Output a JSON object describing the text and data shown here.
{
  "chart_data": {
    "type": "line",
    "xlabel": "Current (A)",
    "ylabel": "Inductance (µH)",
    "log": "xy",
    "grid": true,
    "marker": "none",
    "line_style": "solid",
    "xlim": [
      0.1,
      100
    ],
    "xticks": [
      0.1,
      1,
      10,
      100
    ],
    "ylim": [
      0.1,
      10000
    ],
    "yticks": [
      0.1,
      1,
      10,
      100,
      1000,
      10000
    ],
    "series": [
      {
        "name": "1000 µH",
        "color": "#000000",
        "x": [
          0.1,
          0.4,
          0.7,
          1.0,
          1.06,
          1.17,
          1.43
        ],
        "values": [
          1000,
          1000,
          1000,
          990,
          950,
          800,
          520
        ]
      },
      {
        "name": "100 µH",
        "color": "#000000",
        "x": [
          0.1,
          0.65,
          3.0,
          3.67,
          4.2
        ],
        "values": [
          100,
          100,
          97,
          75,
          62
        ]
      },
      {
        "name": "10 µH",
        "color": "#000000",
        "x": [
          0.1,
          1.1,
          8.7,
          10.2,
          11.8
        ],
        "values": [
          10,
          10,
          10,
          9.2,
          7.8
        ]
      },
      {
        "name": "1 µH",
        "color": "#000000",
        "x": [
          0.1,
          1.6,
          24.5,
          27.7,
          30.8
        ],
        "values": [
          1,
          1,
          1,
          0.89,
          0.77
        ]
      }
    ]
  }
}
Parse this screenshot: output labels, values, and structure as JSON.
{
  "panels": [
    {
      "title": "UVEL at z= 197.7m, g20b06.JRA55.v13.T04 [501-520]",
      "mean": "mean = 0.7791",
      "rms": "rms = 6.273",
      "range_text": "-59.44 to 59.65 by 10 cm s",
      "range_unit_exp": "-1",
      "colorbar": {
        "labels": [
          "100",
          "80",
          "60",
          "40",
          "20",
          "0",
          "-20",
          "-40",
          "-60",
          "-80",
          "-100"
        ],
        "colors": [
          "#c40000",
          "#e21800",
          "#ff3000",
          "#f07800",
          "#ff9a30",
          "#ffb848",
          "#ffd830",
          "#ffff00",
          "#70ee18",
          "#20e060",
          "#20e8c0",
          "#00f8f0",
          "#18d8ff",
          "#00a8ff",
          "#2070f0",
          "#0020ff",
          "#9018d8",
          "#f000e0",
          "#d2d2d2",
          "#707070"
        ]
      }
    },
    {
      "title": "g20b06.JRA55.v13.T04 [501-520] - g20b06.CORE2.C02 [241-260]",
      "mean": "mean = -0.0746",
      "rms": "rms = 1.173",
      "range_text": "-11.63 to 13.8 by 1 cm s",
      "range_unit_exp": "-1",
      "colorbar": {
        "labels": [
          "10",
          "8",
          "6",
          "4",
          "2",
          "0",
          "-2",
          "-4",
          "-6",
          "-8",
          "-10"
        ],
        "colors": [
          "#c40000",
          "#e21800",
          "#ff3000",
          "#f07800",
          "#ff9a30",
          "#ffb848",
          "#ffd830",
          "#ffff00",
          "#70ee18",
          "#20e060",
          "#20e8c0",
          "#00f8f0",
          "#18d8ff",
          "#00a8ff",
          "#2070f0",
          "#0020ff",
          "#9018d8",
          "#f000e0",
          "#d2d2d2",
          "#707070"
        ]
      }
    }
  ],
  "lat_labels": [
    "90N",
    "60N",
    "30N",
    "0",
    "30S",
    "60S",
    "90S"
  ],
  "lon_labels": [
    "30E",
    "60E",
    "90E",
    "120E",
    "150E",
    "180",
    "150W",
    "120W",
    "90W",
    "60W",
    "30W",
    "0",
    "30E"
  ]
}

- - - - -

## Task to carry out
Only the lines from the one containing "Parse this screenshot: output" to the end of the listing belong in the output, each reproduced exactly.

## Reply
Parse this screenshot: output labels, values, and structure as JSON.
{
  "panels": [
    {
      "title": "UVEL at z= 197.7m, g20b06.JRA55.v13.T04 [501-520]",
      "mean": "mean = 0.7791",
      "rms": "rms = 6.273",
      "range_text": "-59.44 to 59.65 by 10 cm s",
      "range_unit_exp": "-1",
      "colorbar": {
        "labels": [
          "100",
          "80",
          "60",
          "40",
          "20",
          "0",
          "-20",
          "-40",
          "-60",
          "-80",
          "-100"
        ],
        "colors": [
          "#c40000",
          "#e21800",
          "#ff3000",
          "#f07800",
          "#ff9a30",
          "#ffb848",
          "#ffd830",
          "#ffff00",
          "#70ee18",
          "#20e060",
          "#20e8c0",
          "#00f8f0",
          "#18d8ff",
          "#00a8ff",
          "#2070f0",
          "#0020ff",
          "#9018d8",
          "#f000e0",
          "#d2d2d2",
          "#707070"
        ]
      }
    },
    {
      "title": "g20b06.JRA55.v13.T04 [501-520] - g20b06.CORE2.C02 [241-260]",
      "mean": "mean = -0.0746",
      "rms": "rms = 1.173",
      "range_text": "-11.63 to 13.8 by 1 cm s",
      "range_unit_exp": "-1",
      "colorbar": {
        "labels": [
          "10",
          "8",
          "6",
          "4",
          "2",
          "0",
          "-2",
          "-4",
          "-6",
          "-8",
          "-10"
        ],
        "colors": [
          "#c40000",
          "#e21800",
          "#ff3000",
          "#f07800",
          "#ff9a30",
          "#ffb848",
          "#ffd830",
          "#ffff00",
          "#70ee18",
          "#20e060",
          "#20e8c0",
          "#00f8f0",
          "#18d8ff",
          "#00a8ff",
          "#2070f0",
          "#0020ff",
          "#9018d8",
          "#f000e0",
          "#d2d2d2",
          "#707070"
        ]
      }
    }
  ],
  "lat_labels": [
    "90N",
    "60N",
    "30N",
    "0",
    "30S",
    "60S",
    "90S"
  ],
  "lon_labels": [
    "30E",
    "60E",
    "90E",
    "120E",
    "150E",
    "180",
    "150W",
    "120W",
    "90W",
    "60W",
    "30W",
    "0",
    "30E"
  ]
}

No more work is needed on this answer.